### Dataset records

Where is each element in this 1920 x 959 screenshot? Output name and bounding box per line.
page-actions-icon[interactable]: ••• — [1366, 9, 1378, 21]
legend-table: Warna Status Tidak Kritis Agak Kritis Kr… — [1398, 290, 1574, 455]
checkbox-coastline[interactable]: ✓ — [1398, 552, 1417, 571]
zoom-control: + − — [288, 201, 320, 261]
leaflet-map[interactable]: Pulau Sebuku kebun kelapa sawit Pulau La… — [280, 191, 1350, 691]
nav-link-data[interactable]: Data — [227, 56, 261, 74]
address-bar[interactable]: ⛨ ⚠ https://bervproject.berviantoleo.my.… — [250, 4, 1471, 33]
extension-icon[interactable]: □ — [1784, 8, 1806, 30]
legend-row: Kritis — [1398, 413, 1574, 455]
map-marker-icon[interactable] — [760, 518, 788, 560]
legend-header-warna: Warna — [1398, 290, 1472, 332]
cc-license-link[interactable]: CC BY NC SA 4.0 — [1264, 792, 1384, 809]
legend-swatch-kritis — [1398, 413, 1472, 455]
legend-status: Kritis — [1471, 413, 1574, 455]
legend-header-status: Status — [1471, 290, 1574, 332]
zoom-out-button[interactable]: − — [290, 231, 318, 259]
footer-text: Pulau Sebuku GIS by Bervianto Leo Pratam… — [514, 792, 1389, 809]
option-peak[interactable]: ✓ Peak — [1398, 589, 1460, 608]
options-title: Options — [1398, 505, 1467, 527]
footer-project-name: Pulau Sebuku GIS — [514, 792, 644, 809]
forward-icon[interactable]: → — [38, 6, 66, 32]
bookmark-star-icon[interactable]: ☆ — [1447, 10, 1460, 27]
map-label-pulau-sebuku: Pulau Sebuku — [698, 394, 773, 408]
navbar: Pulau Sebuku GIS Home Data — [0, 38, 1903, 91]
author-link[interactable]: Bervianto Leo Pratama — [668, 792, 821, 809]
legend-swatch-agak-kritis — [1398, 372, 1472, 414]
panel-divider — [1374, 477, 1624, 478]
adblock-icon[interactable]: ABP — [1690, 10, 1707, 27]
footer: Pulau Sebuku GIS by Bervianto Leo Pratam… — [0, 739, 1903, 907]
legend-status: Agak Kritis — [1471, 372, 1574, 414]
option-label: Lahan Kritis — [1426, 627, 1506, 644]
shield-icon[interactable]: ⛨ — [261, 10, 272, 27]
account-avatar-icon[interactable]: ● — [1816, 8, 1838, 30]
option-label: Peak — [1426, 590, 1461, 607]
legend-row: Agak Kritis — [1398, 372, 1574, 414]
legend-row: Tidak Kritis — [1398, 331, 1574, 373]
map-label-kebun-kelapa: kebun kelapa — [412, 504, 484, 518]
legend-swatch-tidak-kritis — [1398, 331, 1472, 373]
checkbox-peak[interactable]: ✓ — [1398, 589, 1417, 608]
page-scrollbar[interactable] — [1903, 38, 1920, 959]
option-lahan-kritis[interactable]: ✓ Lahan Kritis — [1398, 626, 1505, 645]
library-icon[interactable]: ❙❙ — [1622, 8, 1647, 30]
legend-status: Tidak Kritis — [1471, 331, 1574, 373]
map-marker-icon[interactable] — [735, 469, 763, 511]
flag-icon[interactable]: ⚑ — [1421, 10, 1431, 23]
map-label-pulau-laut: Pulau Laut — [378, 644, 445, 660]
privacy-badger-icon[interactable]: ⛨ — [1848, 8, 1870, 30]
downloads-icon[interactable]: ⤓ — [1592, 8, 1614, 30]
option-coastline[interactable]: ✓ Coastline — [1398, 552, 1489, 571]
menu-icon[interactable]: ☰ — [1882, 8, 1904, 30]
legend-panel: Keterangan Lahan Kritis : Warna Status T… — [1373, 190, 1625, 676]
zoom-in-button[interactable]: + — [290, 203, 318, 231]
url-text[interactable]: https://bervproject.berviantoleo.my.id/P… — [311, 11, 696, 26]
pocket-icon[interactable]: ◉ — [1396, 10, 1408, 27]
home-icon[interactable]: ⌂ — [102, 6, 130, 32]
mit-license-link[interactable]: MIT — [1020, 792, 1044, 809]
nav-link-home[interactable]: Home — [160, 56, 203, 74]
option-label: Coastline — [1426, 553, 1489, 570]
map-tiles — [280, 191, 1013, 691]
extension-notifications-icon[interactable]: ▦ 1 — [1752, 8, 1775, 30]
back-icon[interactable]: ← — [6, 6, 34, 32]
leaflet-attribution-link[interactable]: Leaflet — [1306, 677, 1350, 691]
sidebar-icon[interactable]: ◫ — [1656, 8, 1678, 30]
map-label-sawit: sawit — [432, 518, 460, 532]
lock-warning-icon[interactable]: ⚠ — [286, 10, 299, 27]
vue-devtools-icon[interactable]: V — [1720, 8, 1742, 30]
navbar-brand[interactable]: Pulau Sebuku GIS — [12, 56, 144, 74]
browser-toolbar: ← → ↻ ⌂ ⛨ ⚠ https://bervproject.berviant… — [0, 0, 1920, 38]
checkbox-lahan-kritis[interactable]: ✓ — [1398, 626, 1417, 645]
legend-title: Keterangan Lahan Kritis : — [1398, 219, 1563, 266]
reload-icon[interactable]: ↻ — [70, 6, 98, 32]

######

■ Your goal
Recast each line of the listing above as a numbered list, omitting any blank lines.

■ Task answer
1. Where is each element in this 1920 x 959 screenshot? Output name and bounding box per line.
2. page-actions-icon[interactable]: ••• — [1366, 9, 1378, 21]
3. legend-table: Warna Status Tidak Kritis Agak Kritis Kr… — [1398, 290, 1574, 455]
4. checkbox-coastline[interactable]: ✓ — [1398, 552, 1417, 571]
5. zoom-control: + − — [288, 201, 320, 261]
6. leaflet-map[interactable]: Pulau Sebuku kebun kelapa sawit Pulau La… — [280, 191, 1350, 691]
7. nav-link-data[interactable]: Data — [227, 56, 261, 74]
8. address-bar[interactable]: ⛨ ⚠ https://bervproject.berviantoleo.my.… — [250, 4, 1471, 33]
9. extension-icon[interactable]: □ — [1784, 8, 1806, 30]
10. legend-row: Kritis — [1398, 413, 1574, 455]
11. map-marker-icon[interactable] — [760, 518, 788, 560]
12. legend-header-warna: Warna — [1398, 290, 1472, 332]
13. cc-license-link[interactable]: CC BY NC SA 4.0 — [1264, 792, 1384, 809]
14. legend-swatch-kritis — [1398, 413, 1472, 455]
15. legend-status: Kritis — [1471, 413, 1574, 455]
16. legend-header-status: Status — [1471, 290, 1574, 332]
17. zoom-out-button[interactable]: − — [290, 231, 318, 259]
18. footer-text: Pulau Sebuku GIS by Bervianto Leo Pratam… — [514, 792, 1389, 809]
19. option-peak[interactable]: ✓ Peak — [1398, 589, 1460, 608]
20. options-title: Options — [1398, 505, 1467, 527]
21. footer-project-name: Pulau Sebuku GIS — [514, 792, 644, 809]
22. forward-icon[interactable]: → — [38, 6, 66, 32]
23. bookmark-star-icon[interactable]: ☆ — [1447, 10, 1460, 27]
24. map-label-pulau-sebuku: Pulau Sebuku — [698, 394, 773, 408]
25. navbar: Pulau Sebuku GIS Home Data — [0, 38, 1903, 91]
26. author-link[interactable]: Bervianto Leo Pratama — [668, 792, 821, 809]
27. legend-swatch-agak-kritis — [1398, 372, 1472, 414]
28. panel-divider — [1374, 477, 1624, 478]
29. adblock-icon[interactable]: ABP — [1690, 10, 1707, 27]
30. footer: Pulau Sebuku GIS by Bervianto Leo Pratam… — [0, 739, 1903, 907]
31. legend-status: Agak Kritis — [1471, 372, 1574, 414]
32. option-label: Lahan Kritis — [1426, 627, 1506, 644]
33. shield-icon[interactable]: ⛨ — [261, 10, 272, 27]
34. account-avatar-icon[interactable]: ● — [1816, 8, 1838, 30]
35. option-label: Peak — [1426, 590, 1461, 607]
36. legend-row: Agak Kritis — [1398, 372, 1574, 414]
37. legend-row: Tidak Kritis — [1398, 331, 1574, 373]
38. map-label-kebun-kelapa: kebun kelapa — [412, 504, 484, 518]
39. legend-swatch-tidak-kritis — [1398, 331, 1472, 373]
40. checkbox-peak[interactable]: ✓ — [1398, 589, 1417, 608]
41. page-scrollbar[interactable] — [1903, 38, 1920, 959]
42. option-lahan-kritis[interactable]: ✓ Lahan Kritis — [1398, 626, 1505, 645]
43. library-icon[interactable]: ❙❙ — [1622, 8, 1647, 30]
44. legend-status: Tidak Kritis — [1471, 331, 1574, 373]
45. map-marker-icon[interactable] — [735, 469, 763, 511]
46. flag-icon[interactable]: ⚑ — [1421, 10, 1431, 23]
47. map-label-pulau-laut: Pulau Laut — [378, 644, 445, 660]
48. privacy-badger-icon[interactable]: ⛨ — [1848, 8, 1870, 30]
49. downloads-icon[interactable]: ⤓ — [1592, 8, 1614, 30]
50. option-coastline[interactable]: ✓ Coastline — [1398, 552, 1489, 571]
51. menu-icon[interactable]: ☰ — [1882, 8, 1904, 30]
52. legend-panel: Keterangan Lahan Kritis : Warna Status T… — [1373, 190, 1625, 676]
53. zoom-in-button[interactable]: + — [290, 203, 318, 231]
54. url-text[interactable]: https://bervproject.berviantoleo.my.id/P… — [311, 11, 696, 26]
55. pocket-icon[interactable]: ◉ — [1396, 10, 1408, 27]
56. home-icon[interactable]: ⌂ — [102, 6, 130, 32]
57. mit-license-link[interactable]: MIT — [1020, 792, 1044, 809]
58. nav-link-home[interactable]: Home — [160, 56, 203, 74]
59. option-label: Coastline — [1426, 553, 1489, 570]
60. map-tiles — [280, 191, 1013, 691]
61. extension-notifications-icon[interactable]: ▦ 1 — [1752, 8, 1775, 30]
62. back-icon[interactable]: ← — [6, 6, 34, 32]
63. leaflet-attribution-link[interactable]: Leaflet — [1306, 677, 1350, 691]
64. sidebar-icon[interactable]: ◫ — [1656, 8, 1678, 30]
65. map-label-sawit: sawit — [432, 518, 460, 532]
66. lock-warning-icon[interactable]: ⚠ — [286, 10, 299, 27]
67. vue-devtools-icon[interactable]: V — [1720, 8, 1742, 30]
68. navbar-brand[interactable]: Pulau Sebuku GIS — [12, 56, 144, 74]
69. browser-toolbar: ← → ↻ ⌂ ⛨ ⚠ https://bervproject.berviant… — [0, 0, 1920, 38]
70. checkbox-lahan-kritis[interactable]: ✓ — [1398, 626, 1417, 645]
71. legend-title: Keterangan Lahan Kritis : — [1398, 219, 1563, 266]
72. reload-icon[interactable]: ↻ — [70, 6, 98, 32]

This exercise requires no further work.